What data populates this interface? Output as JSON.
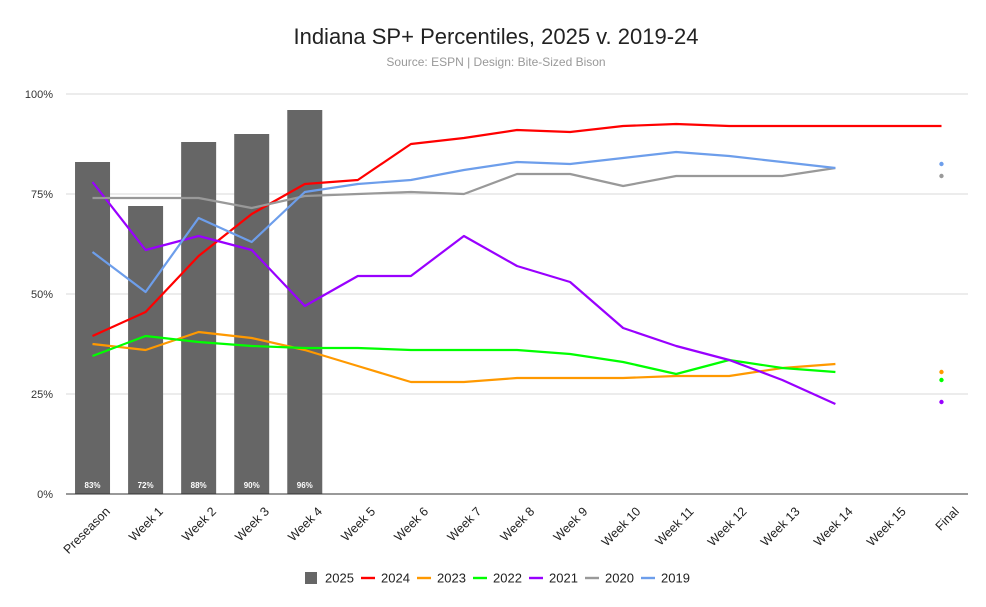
{
  "chart_data": {
    "type": "bar+line",
    "title": "Indiana SP+ Percentiles, 2025 v. 2019-24",
    "subtitle": "Source: ESPN | Design: Bite-Sized Bison",
    "categories": [
      "Preseason",
      "Week 1",
      "Week 2",
      "Week 3",
      "Week 4",
      "Week 5",
      "Week 6",
      "Week 7",
      "Week 8",
      "Week 9",
      "Week 10",
      "Week 11",
      "Week 12",
      "Week 13",
      "Week 14",
      "Week 15",
      "Final"
    ],
    "ylim": [
      0,
      100
    ],
    "yticks": [
      {
        "value": 0,
        "label": "0%"
      },
      {
        "value": 25,
        "label": "25%"
      },
      {
        "value": 50,
        "label": "50%"
      },
      {
        "value": 75,
        "label": "75%"
      },
      {
        "value": 100,
        "label": "100%"
      }
    ],
    "bars": {
      "name": "2025",
      "color": "#666666",
      "values": [
        83,
        72,
        88,
        90,
        96
      ],
      "labels": [
        "83%",
        "72%",
        "88%",
        "90%",
        "96%"
      ]
    },
    "series": [
      {
        "name": "2024",
        "color": "#ff0000",
        "values": [
          39.5,
          45.5,
          59.5,
          70,
          77.5,
          78.5,
          87.5,
          89,
          91,
          90.5,
          92,
          92.5,
          92,
          92,
          92,
          92,
          92
        ],
        "final": null
      },
      {
        "name": "2023",
        "color": "#ff9900",
        "values": [
          37.5,
          36,
          40.5,
          39,
          36,
          32,
          28,
          28,
          29,
          29,
          29,
          29.5,
          29.5,
          31.5,
          32.5,
          null,
          null
        ],
        "final": 30.5
      },
      {
        "name": "2022",
        "color": "#00ff00",
        "values": [
          34.5,
          39.5,
          38,
          37,
          36.5,
          36.5,
          36,
          36,
          36,
          35,
          33,
          30,
          33.5,
          31.5,
          30.5,
          null,
          null
        ],
        "final": 28.5
      },
      {
        "name": "2021",
        "color": "#9900ff",
        "values": [
          78,
          61,
          64.5,
          61,
          47,
          54.5,
          54.5,
          64.5,
          57,
          53,
          41.5,
          37,
          33.5,
          28.5,
          22.5,
          null,
          null
        ],
        "final": 23
      },
      {
        "name": "2020",
        "color": "#999999",
        "values": [
          74,
          74,
          74,
          71.5,
          74.5,
          75,
          75.5,
          75,
          80,
          80,
          77,
          79.5,
          79.5,
          79.5,
          81.5,
          null,
          null
        ],
        "final": 79.5
      },
      {
        "name": "2019",
        "color": "#6d9eeb",
        "values": [
          60.5,
          50.5,
          69,
          63,
          75.5,
          77.5,
          78.5,
          81,
          83,
          82.5,
          84,
          85.5,
          84.5,
          83,
          81.5,
          null,
          null
        ],
        "final": 82.5
      }
    ],
    "legend": [
      "2025",
      "2024",
      "2023",
      "2022",
      "2021",
      "2020",
      "2019"
    ],
    "legend_position": "bottom-center",
    "grid": true
  }
}
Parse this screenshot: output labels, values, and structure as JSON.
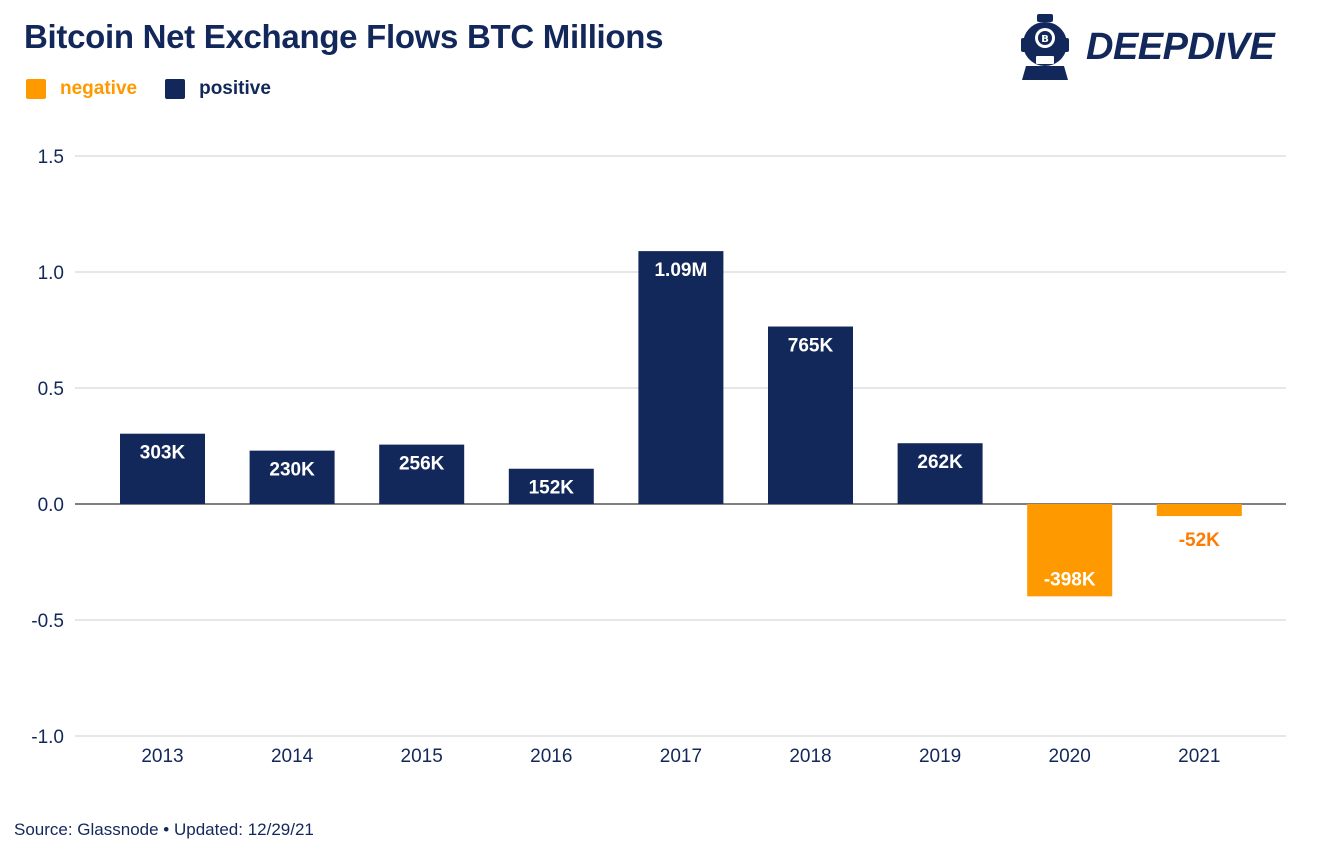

━━━━━━━━

§ **To be done**:
Without the pictures, repeat the listing above exactly.

§ **Answer to the problem**:
What data populates this interface? Output as JSON.
{
  "chart_data": {
    "type": "bar+line",
    "title": "Indiana SP+ Percentiles, 2025 v. 2019-24",
    "subtitle": "Source: ESPN | Design: Bite-Sized Bison",
    "categories": [
      "Preseason",
      "Week 1",
      "Week 2",
      "Week 3",
      "Week 4",
      "Week 5",
      "Week 6",
      "Week 7",
      "Week 8",
      "Week 9",
      "Week 10",
      "Week 11",
      "Week 12",
      "Week 13",
      "Week 14",
      "Week 15",
      "Final"
    ],
    "ylim": [
      0,
      100
    ],
    "yticks": [
      {
        "value": 0,
        "label": "0%"
      },
      {
        "value": 25,
        "label": "25%"
      },
      {
        "value": 50,
        "label": "50%"
      },
      {
        "value": 75,
        "label": "75%"
      },
      {
        "value": 100,
        "label": "100%"
      }
    ],
    "bars": {
      "name": "2025",
      "color": "#666666",
      "values": [
        83,
        72,
        88,
        90,
        96
      ],
      "labels": [
        "83%",
        "72%",
        "88%",
        "90%",
        "96%"
      ]
    },
    "series": [
      {
        "name": "2024",
        "color": "#ff0000",
        "values": [
          39.5,
          45.5,
          59.5,
          70,
          77.5,
          78.5,
          87.5,
          89,
          91,
          90.5,
          92,
          92.5,
          92,
          92,
          92,
          92,
          92
        ],
        "final": null
      },
      {
        "name": "2023",
        "color": "#ff9900",
        "values": [
          37.5,
          36,
          40.5,
          39,
          36,
          32,
          28,
          28,
          29,
          29,
          29,
          29.5,
          29.5,
          31.5,
          32.5,
          null,
          null
        ],
        "final": 30.5
      },
      {
        "name": "2022",
        "color": "#00ff00",
        "values": [
          34.5,
          39.5,
          38,
          37,
          36.5,
          36.5,
          36,
          36,
          36,
          35,
          33,
          30,
          33.5,
          31.5,
          30.5,
          null,
          null
        ],
        "final": 28.5
      },
      {
        "name": "2021",
        "color": "#9900ff",
        "values": [
          78,
          61,
          64.5,
          61,
          47,
          54.5,
          54.5,
          64.5,
          57,
          53,
          41.5,
          37,
          33.5,
          28.5,
          22.5,
          null,
          null
        ],
        "final": 23
      },
      {
        "name": "2020",
        "color": "#999999",
        "values": [
          74,
          74,
          74,
          71.5,
          74.5,
          75,
          75.5,
          75,
          80,
          80,
          77,
          79.5,
          79.5,
          79.5,
          81.5,
          null,
          null
        ],
        "final": 79.5
      },
      {
        "name": "2019",
        "color": "#6d9eeb",
        "values": [
          60.5,
          50.5,
          69,
          63,
          75.5,
          77.5,
          78.5,
          81,
          83,
          82.5,
          84,
          85.5,
          84.5,
          83,
          81.5,
          null,
          null
        ],
        "final": 82.5
      }
    ],
    "legend": [
      "2025",
      "2024",
      "2023",
      "2022",
      "2021",
      "2020",
      "2019"
    ],
    "legend_position": "bottom-center",
    "grid": true
  }
}
Parse this screenshot: output labels, values, and structure as JSON.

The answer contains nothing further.